>>>

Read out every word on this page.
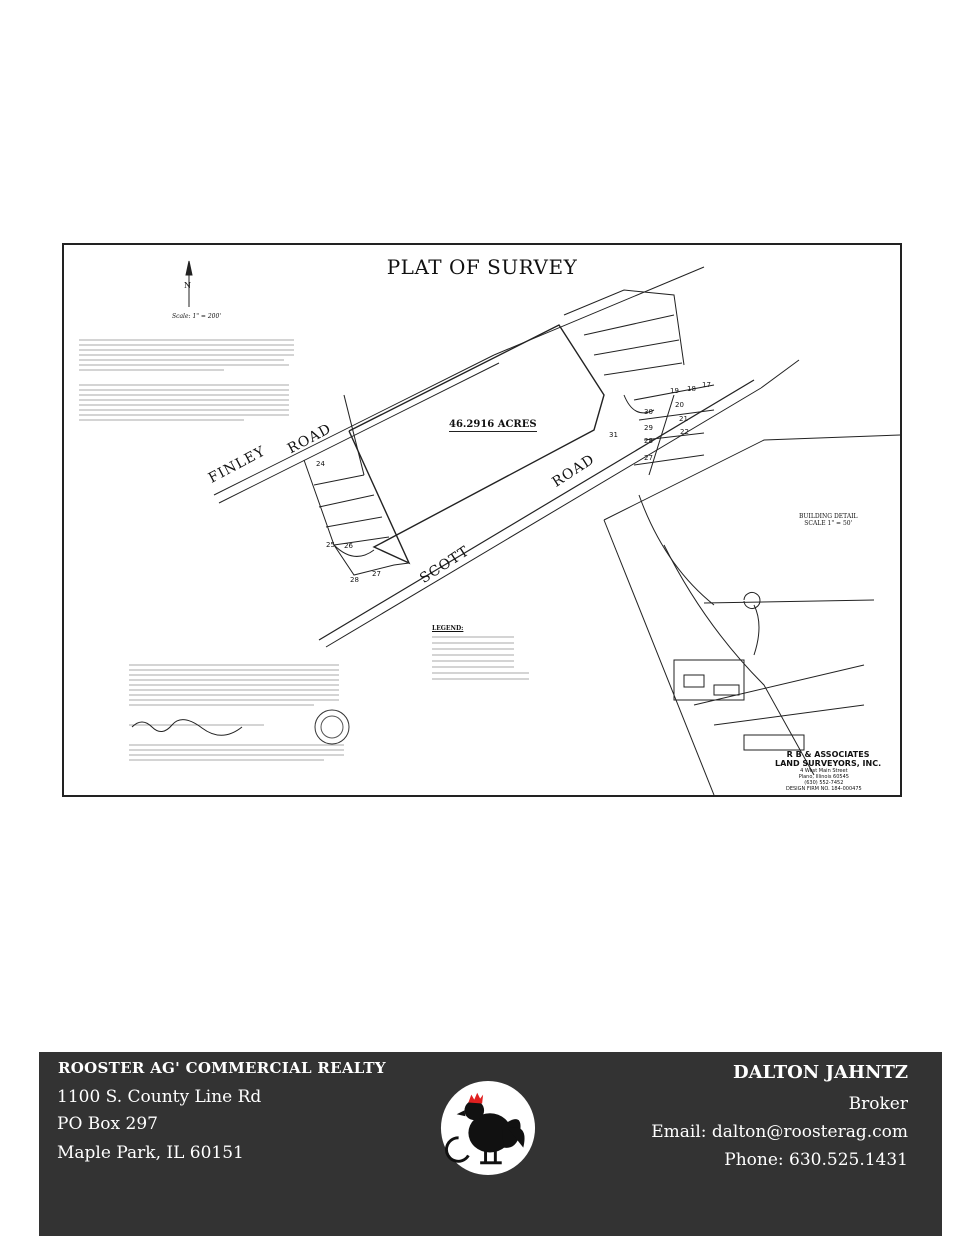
PLAT OF SURVEY
N
Scale: 1" = 200'
46.2916 ACRES
FINLEY
ROAD
SCOTT
ROAD
LEGEND:
BUILDING DETAIL
SCALE 1" = 50'
R B & ASSOCIATES
LAND SURVEYORS, INC.
4 West Main Street
Plano, Illinois 60545
(630) 552-7452
DESIGN FIRM NO. 184-000475
19 18 17
20
21
30
22
31
29
28
27
24
25 26
27
28
ROOSTER AG' COMMERCIAL REALTY
1100 S. County Line Rd
PO Box 297
Maple Park, IL 60151
DALTON JAHNTZ
Broker
Email: dalton@roosterag.com
Phone: 630.525.1431
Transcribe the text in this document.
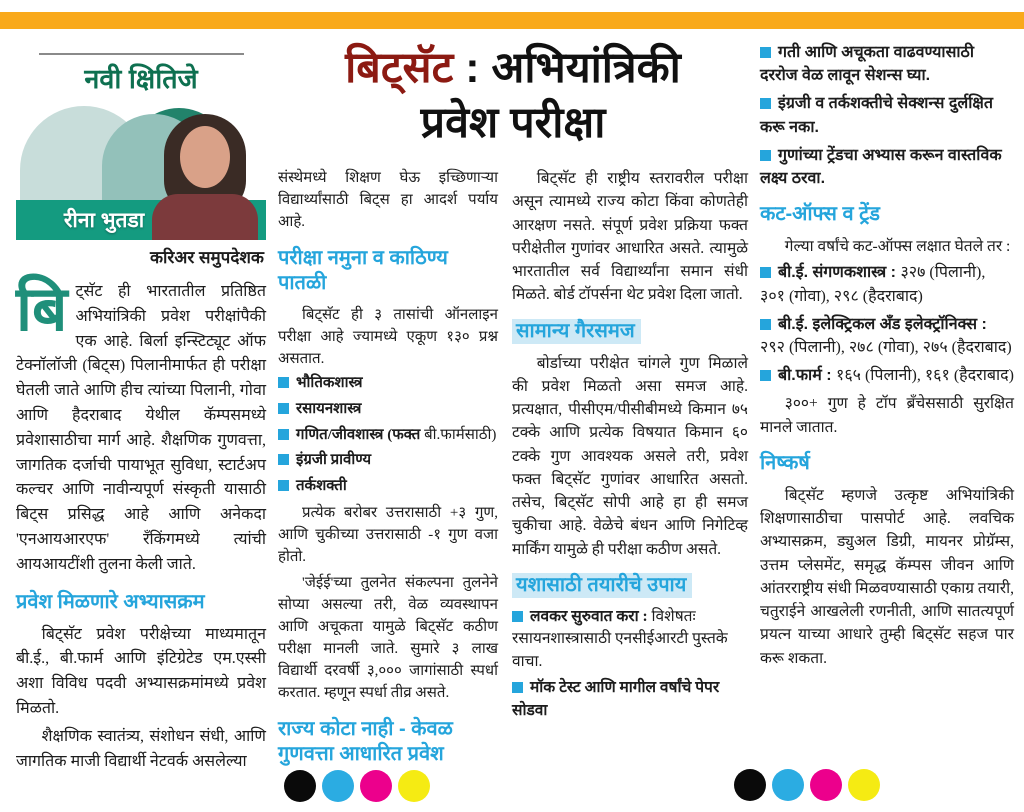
नवी क्षितिजे
रीना भुतडा
करिअर समुपदेशक

बिट्सॅट ही भारतातील प्रतिष्ठित अभियांत्रिकी प्रवेश परीक्षांपैकी एक आहे. बिर्ला इन्स्टिट्यूट ऑफ टेक्नॉलॉजी (बिट्स) पिलानीमार्फत ही परीक्षा घेतली जाते आणि हीच त्यांच्या पिलानी, गोवा आणि हैदराबाद येथील कॅम्पसमध्ये प्रवेशासाठीचा मार्ग आहे. शैक्षणिक गुणवत्ता, जागतिक दर्जाची पायाभूत सुविधा, स्टार्टअप कल्चर आणि नावीन्यपूर्ण संस्कृती यासाठी बिट्स प्रसिद्ध आहे आणि अनेकदा 'एनआयआरएफ' रँकिंगमध्ये त्यांची आयआयटींशी तुलना केली जाते.

प्रवेश मिळणारे अभ्यासक्रम

बिट्सॅट प्रवेश परीक्षेच्या माध्यमातून बी.ई., बी.फार्म आणि इंटिग्रेटेड एम.एस्सी अशा विविध पदवी अभ्यासक्रमांमध्ये प्रवेश मिळतो.

शैक्षणिक स्वातंत्र्य, संशोधन संधी, आणि जागतिक माजी विद्यार्थी नेटवर्क असलेल्या

बिट्सॅट : अभियांत्रिकी
प्रवेश परीक्षा

संस्थेमध्ये शिक्षण घेऊ इच्छिणाऱ्या विद्यार्थ्यांसाठी बिट्स हा आदर्श पर्याय आहे.

परीक्षा नमुना व काठिण्य पातळी

बिट्सॅट ही ३ तासांची ऑनलाइन परीक्षा आहे ज्यामध्ये एकूण १३० प्रश्न असतात.

भौतिकशास्त्र
रसायनशास्त्र
गणित/जीवशास्त्र (फक्त बी.फार्मसाठी)
इंग्रजी प्रावीण्य
तर्कशक्ती

प्रत्येक बरोबर उत्तरासाठी +३ गुण, आणि चुकीच्या उत्तरासाठी -१ गुण वजा होतो.

'जेईई'च्या तुलनेत संकल्पना तुलनेने सोप्या असल्या तरी, वेळ व्यवस्थापन आणि अचूकता यामुळे बिट्सॅट कठीण परीक्षा मानली जाते. सुमारे ३ लाख विद्यार्थी दरवर्षी ३,००० जागांसाठी स्पर्धा करतात. म्हणून स्पर्धा तीव्र असते.

राज्य कोटा नाही - केवळ गुणवत्ता आधारित प्रवेश

बिट्सॅट ही राष्ट्रीय स्तरावरील परीक्षा असून त्यामध्ये राज्य कोटा किंवा कोणतेही आरक्षण नसते. संपूर्ण प्रवेश प्रक्रिया फक्त परीक्षेतील गुणांवर आधारित असते. त्यामुळे भारतातील सर्व विद्यार्थ्यांना समान संधी मिळते. बोर्ड टॉपर्सना थेट प्रवेश दिला जातो.

सामान्य गैरसमज

बोर्डाच्या परीक्षेत चांगले गुण मिळाले की प्रवेश मिळतो असा समज आहे. प्रत्यक्षात, पीसीएम/पीसीबीमध्ये किमान ७५ टक्के आणि प्रत्येक विषयात किमान ६० टक्के गुण आवश्यक असले तरी, प्रवेश फक्त बिट्सॅट गुणांवर आधारित असतो. तसेच, बिट्सॅट सोपी आहे हा ही समज चुकीचा आहे. वेळेचे बंधन आणि निगेटिव्ह मार्किंग यामुळे ही परीक्षा कठीण असते.

यशासाठी तयारीचे उपाय
लवकर सुरुवात करा : विशेषतः रसायनशास्त्रासाठी एनसीईआरटी पुस्तके वाचा.
मॉक टेस्ट आणि मागील वर्षांचे पेपर सोडवा
गती आणि अचूकता वाढवण्यासाठी दररोज वेळ लावून सेशन्स घ्या.
इंग्रजी व तर्कशक्तीचे सेक्शन्स दुर्लक्षित करू नका.
गुणांच्या ट्रेंडचा अभ्यास करून वास्तविक लक्ष्य ठरवा.
कट-ऑफ्स व ट्रेंड

गेल्या वर्षांचे कट-ऑफ्स लक्षात घेतले तर :

बी.ई. संगणकशास्त्र : ३२७ (पिलानी), ३०१ (गोवा), २९८ (हैदराबाद)
बी.ई. इलेक्ट्रिकल अँड इलेक्ट्रॉनिक्स : २९२ (पिलानी), २७८ (गोवा), २७५ (हैदराबाद)
बी.फार्म : १६५ (पिलानी), १६१ (हैदराबाद)

३००+ गुण हे टॉप ब्रँचेससाठी सुरक्षित मानले जातात.

निष्कर्ष

बिट्सॅट म्हणजे उत्कृष्ट अभियांत्रिकी शिक्षणासाठीचा पासपोर्ट आहे. लवचिक अभ्यासक्रम, ड्युअल डिग्री, मायनर प्रोग्रॅम्स, उत्तम प्लेसमेंट, समृद्ध कॅम्पस जीवन आणि आंतरराष्ट्रीय संधी मिळवण्यासाठी एकाग्र तयारी, चतुराईने आखलेली रणनीती, आणि सातत्यपूर्ण प्रयत्न याच्या आधारे तुम्ही बिट्सॅट सहज पार करू शकता.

<<<

__WHAT THIS TASK INVOLVES__: All records above are to be printed exactly, minus the pictures they contain.

__TASK OUTPUT__:
Read out every word on this page.
PLAT OF SURVEY
N
Scale: 1" = 200'
46.2916 ACRES
FINLEY
ROAD
SCOTT
ROAD
LEGEND:
BUILDING DETAIL
SCALE 1" = 50'
R B & ASSOCIATES
LAND SURVEYORS, INC.
4 West Main Street
Plano, Illinois 60545
(630) 552-7452
DESIGN FIRM NO. 184-000475
19 18 17
20
21
30
22
31
29
28
27
24
25 26
27
28
ROOSTER AG' COMMERCIAL REALTY
1100 S. County Line Rd
PO Box 297
Maple Park, IL 60151
DALTON JAHNTZ
Broker
Email: dalton@roosterag.com
Phone: 630.525.1431
Transcribe the text in this document.
नवी क्षितिजे
रीना भुतडा
करिअर समुपदेशक

बिट्सॅट ही भारतातील प्रतिष्ठित अभियांत्रिकी प्रवेश परीक्षांपैकी एक आहे. बिर्ला इन्स्टिट्यूट ऑफ टेक्नॉलॉजी (बिट्स) पिलानीमार्फत ही परीक्षा घेतली जाते आणि हीच त्यांच्या पिलानी, गोवा आणि हैदराबाद येथील कॅम्पसमध्ये प्रवेशासाठीचा मार्ग आहे. शैक्षणिक गुणवत्ता, जागतिक दर्जाची पायाभूत सुविधा, स्टार्टअप कल्चर आणि नावीन्यपूर्ण संस्कृती यासाठी बिट्स प्रसिद्ध आहे आणि अनेकदा 'एनआयआरएफ' रँकिंगमध्ये त्यांची आयआयटींशी तुलना केली जाते.

प्रवेश मिळणारे अभ्यासक्रम

बिट्सॅट प्रवेश परीक्षेच्या माध्यमातून बी.ई., बी.फार्म आणि इंटिग्रेटेड एम.एस्सी अशा विविध पदवी अभ्यासक्रमांमध्ये प्रवेश मिळतो.

शैक्षणिक स्वातंत्र्य, संशोधन संधी, आणि जागतिक माजी विद्यार्थी नेटवर्क असलेल्या

बिट्सॅट : अभियांत्रिकी
प्रवेश परीक्षा

संस्थेमध्ये शिक्षण घेऊ इच्छिणाऱ्या विद्यार्थ्यांसाठी बिट्स हा आदर्श पर्याय आहे.

परीक्षा नमुना व काठिण्य पातळी

बिट्सॅट ही ३ तासांची ऑनलाइन परीक्षा आहे ज्यामध्ये एकूण १३० प्रश्न असतात.

भौतिकशास्त्र
रसायनशास्त्र
गणित/जीवशास्त्र (फक्त बी.फार्मसाठी)
इंग्रजी प्रावीण्य
तर्कशक्ती

प्रत्येक बरोबर उत्तरासाठी +३ गुण, आणि चुकीच्या उत्तरासाठी -१ गुण वजा होतो.

'जेईई'च्या तुलनेत संकल्पना तुलनेने सोप्या असल्या तरी, वेळ व्यवस्थापन आणि अचूकता यामुळे बिट्सॅट कठीण परीक्षा मानली जाते. सुमारे ३ लाख विद्यार्थी दरवर्षी ३,००० जागांसाठी स्पर्धा करतात. म्हणून स्पर्धा तीव्र असते.

राज्य कोटा नाही - केवळ गुणवत्ता आधारित प्रवेश

बिट्सॅट ही राष्ट्रीय स्तरावरील परीक्षा असून त्यामध्ये राज्य कोटा किंवा कोणतेही आरक्षण नसते. संपूर्ण प्रवेश प्रक्रिया फक्त परीक्षेतील गुणांवर आधारित असते. त्यामुळे भारतातील सर्व विद्यार्थ्यांना समान संधी मिळते. बोर्ड टॉपर्सना थेट प्रवेश दिला जातो.

सामान्य गैरसमज

बोर्डाच्या परीक्षेत चांगले गुण मिळाले की प्रवेश मिळतो असा समज आहे. प्रत्यक्षात, पीसीएम/पीसीबीमध्ये किमान ७५ टक्के आणि प्रत्येक विषयात किमान ६० टक्के गुण आवश्यक असले तरी, प्रवेश फक्त बिट्सॅट गुणांवर आधारित असतो. तसेच, बिट्सॅट सोपी आहे हा ही समज चुकीचा आहे. वेळेचे बंधन आणि निगेटिव्ह मार्किंग यामुळे ही परीक्षा कठीण असते.

यशासाठी तयारीचे उपाय
लवकर सुरुवात करा : विशेषतः रसायनशास्त्रासाठी एनसीईआरटी पुस्तके वाचा.
मॉक टेस्ट आणि मागील वर्षांचे पेपर सोडवा
गती आणि अचूकता वाढवण्यासाठी दररोज वेळ लावून सेशन्स घ्या.
इंग्रजी व तर्कशक्तीचे सेक्शन्स दुर्लक्षित करू नका.
गुणांच्या ट्रेंडचा अभ्यास करून वास्तविक लक्ष्य ठरवा.
कट-ऑफ्स व ट्रेंड

गेल्या वर्षांचे कट-ऑफ्स लक्षात घेतले तर :

बी.ई. संगणकशास्त्र : ३२७ (पिलानी), ३०१ (गोवा), २९८ (हैदराबाद)
बी.ई. इलेक्ट्रिकल अँड इलेक्ट्रॉनिक्स : २९२ (पिलानी), २७८ (गोवा), २७५ (हैदराबाद)
बी.फार्म : १६५ (पिलानी), १६१ (हैदराबाद)

३००+ गुण हे टॉप ब्रँचेससाठी सुरक्षित मानले जातात.

निष्कर्ष

बिट्सॅट म्हणजे उत्कृष्ट अभियांत्रिकी शिक्षणासाठीचा पासपोर्ट आहे. लवचिक अभ्यासक्रम, ड्युअल डिग्री, मायनर प्रोग्रॅम्स, उत्तम प्लेसमेंट, समृद्ध कॅम्पस जीवन आणि आंतरराष्ट्रीय संधी मिळवण्यासाठी एकाग्र तयारी, चतुराईने आखलेली रणनीती, आणि सातत्यपूर्ण प्रयत्न याच्या आधारे तुम्ही बिट्सॅट सहज पार करू शकता.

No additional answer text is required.